WHAT IS EXPECTED: Copy out the data exactly, leaving the pictures behind.

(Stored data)
□ □ □ □ □ □ □
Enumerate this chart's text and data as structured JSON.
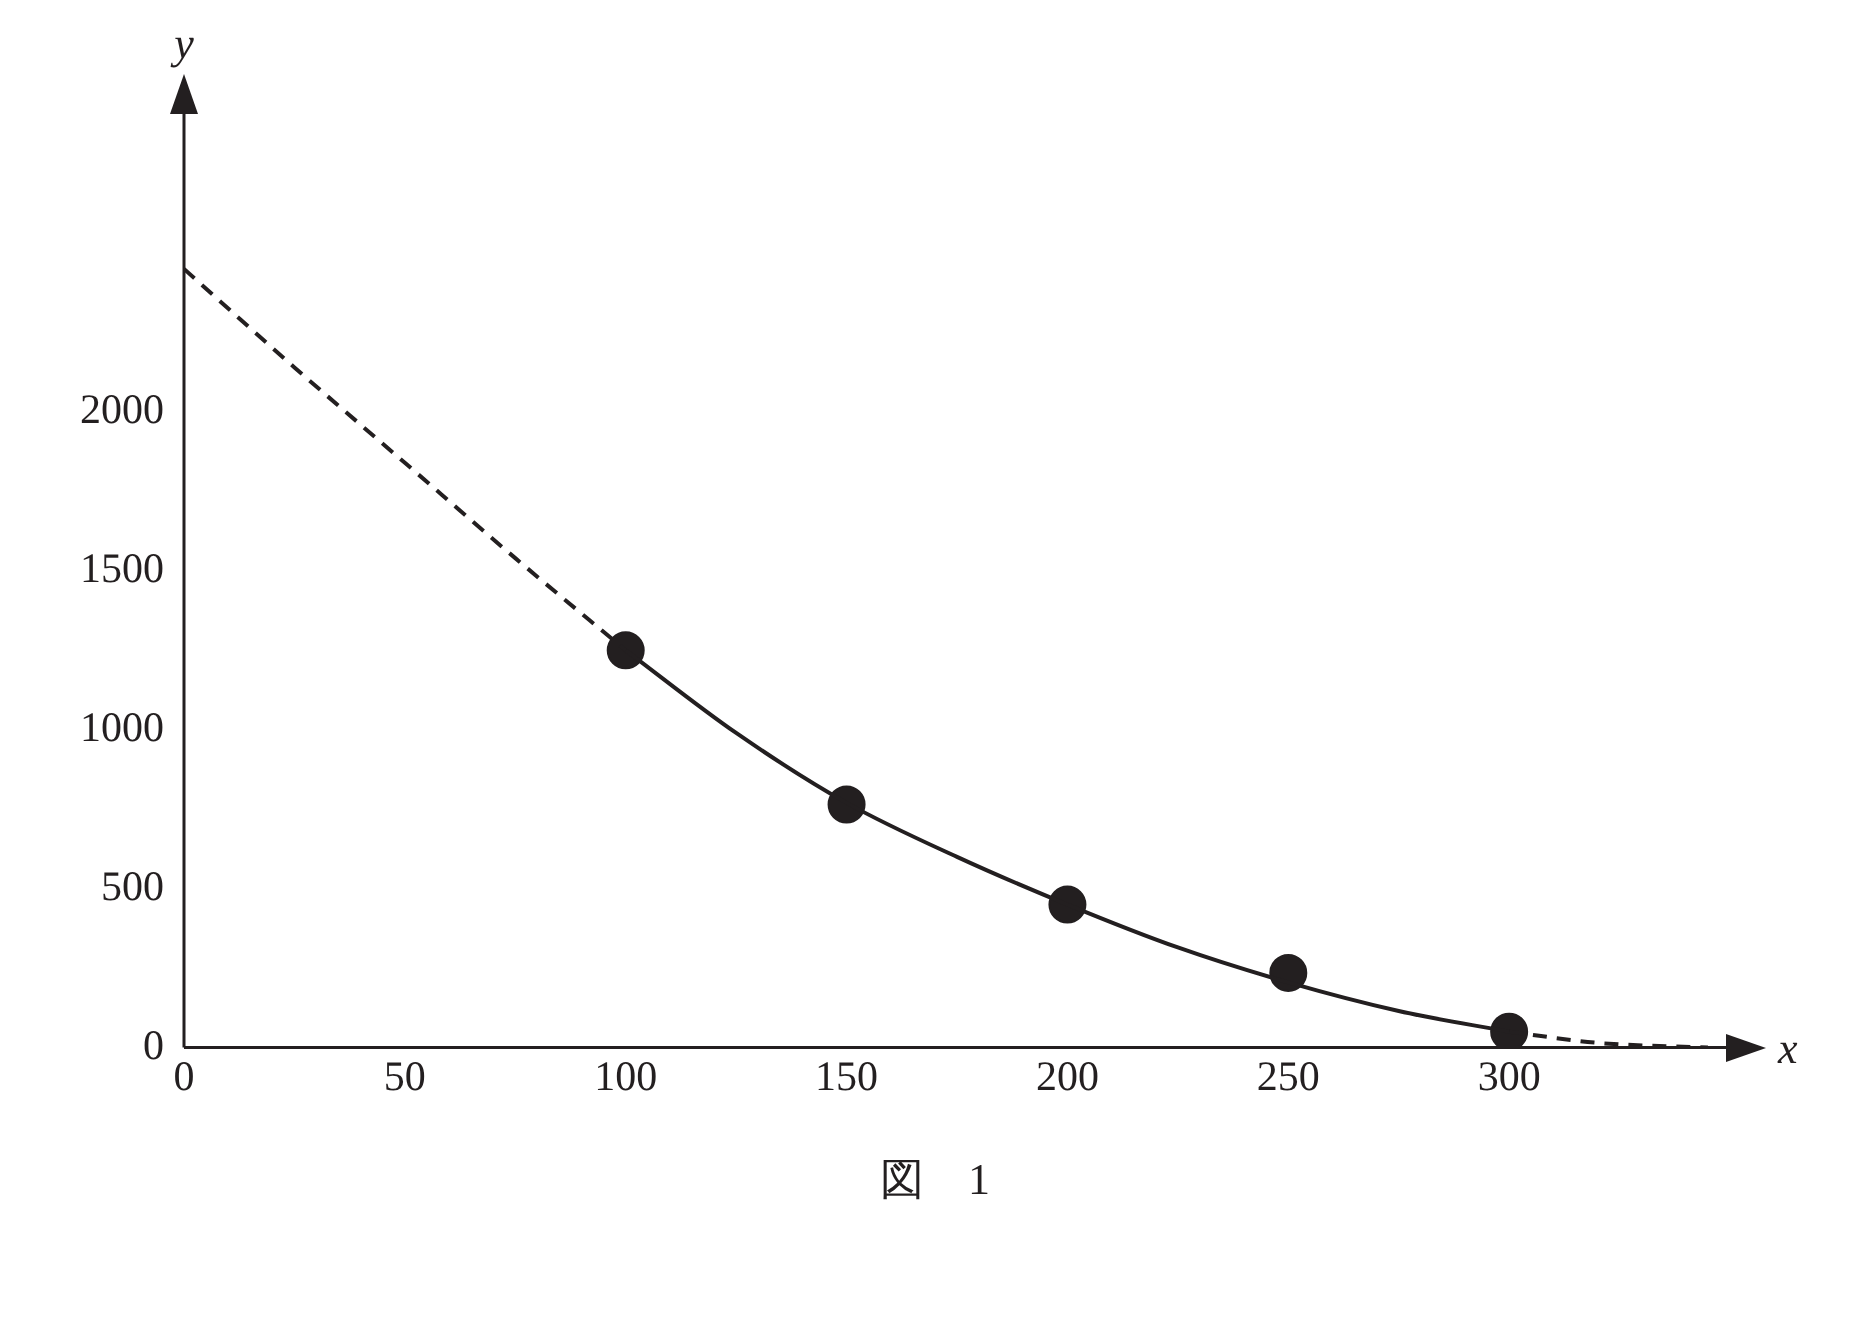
{
  "chart_data": {
    "type": "line",
    "xlabel": "x",
    "ylabel": "y",
    "xlim": [
      0,
      350
    ],
    "ylim": [
      0,
      2950
    ],
    "xticks": [
      0,
      50,
      100,
      150,
      200,
      250,
      300
    ],
    "yticks": [
      0,
      500,
      1000,
      1500,
      2000
    ],
    "grid": false,
    "legend": false,
    "annotations": [
      "図　1"
    ],
    "series": [
      {
        "color": "#231f20",
        "line_style": "dashed",
        "marker": "none",
        "x": [
          0,
          25,
          50,
          75,
          100
        ],
        "values": [
          2450,
          2140,
          1840,
          1540,
          1250
        ]
      },
      {
        "color": "#231f20",
        "line_style": "solid",
        "marker": "none",
        "x": [
          100,
          125,
          150,
          175,
          200,
          225,
          250,
          275,
          300
        ],
        "values": [
          1250,
          990,
          770,
          600,
          450,
          315,
          205,
          115,
          50
        ]
      },
      {
        "color": "#231f20",
        "line_style": "dashed",
        "marker": "none",
        "x": [
          300,
          320,
          345
        ],
        "values": [
          50,
          15,
          0
        ]
      },
      {
        "type": "scatter",
        "color": "#231f20",
        "marker": "circle",
        "x": [
          100,
          150,
          200,
          250,
          300
        ],
        "values": [
          1250,
          765,
          450,
          235,
          50
        ]
      }
    ]
  }
}
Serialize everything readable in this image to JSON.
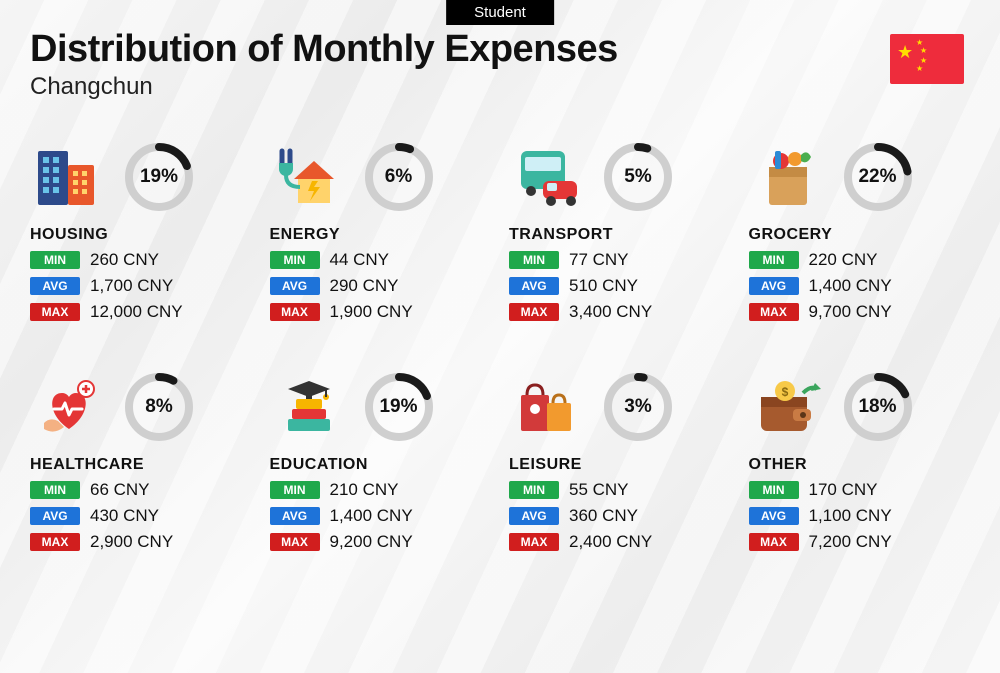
□ □ □ □ □ □ □
EXERCISE ANSWER:
Enumerate this chart's text and data as structured JSON.
{
  "chart_data": {
    "type": "line",
    "xlabel": "x",
    "ylabel": "y",
    "xlim": [
      0,
      350
    ],
    "ylim": [
      0,
      2950
    ],
    "xticks": [
      0,
      50,
      100,
      150,
      200,
      250,
      300
    ],
    "yticks": [
      0,
      500,
      1000,
      1500,
      2000
    ],
    "grid": false,
    "legend": false,
    "annotations": [
      "図　1"
    ],
    "series": [
      {
        "color": "#231f20",
        "line_style": "dashed",
        "marker": "none",
        "x": [
          0,
          25,
          50,
          75,
          100
        ],
        "values": [
          2450,
          2140,
          1840,
          1540,
          1250
        ]
      },
      {
        "color": "#231f20",
        "line_style": "solid",
        "marker": "none",
        "x": [
          100,
          125,
          150,
          175,
          200,
          225,
          250,
          275,
          300
        ],
        "values": [
          1250,
          990,
          770,
          600,
          450,
          315,
          205,
          115,
          50
        ]
      },
      {
        "color": "#231f20",
        "line_style": "dashed",
        "marker": "none",
        "x": [
          300,
          320,
          345
        ],
        "values": [
          50,
          15,
          0
        ]
      },
      {
        "type": "scatter",
        "color": "#231f20",
        "marker": "circle",
        "x": [
          100,
          150,
          200,
          250,
          300
        ],
        "values": [
          1250,
          765,
          450,
          235,
          50
        ]
      }
    ]
  }
}
Serialize everything readable in this image to JSON.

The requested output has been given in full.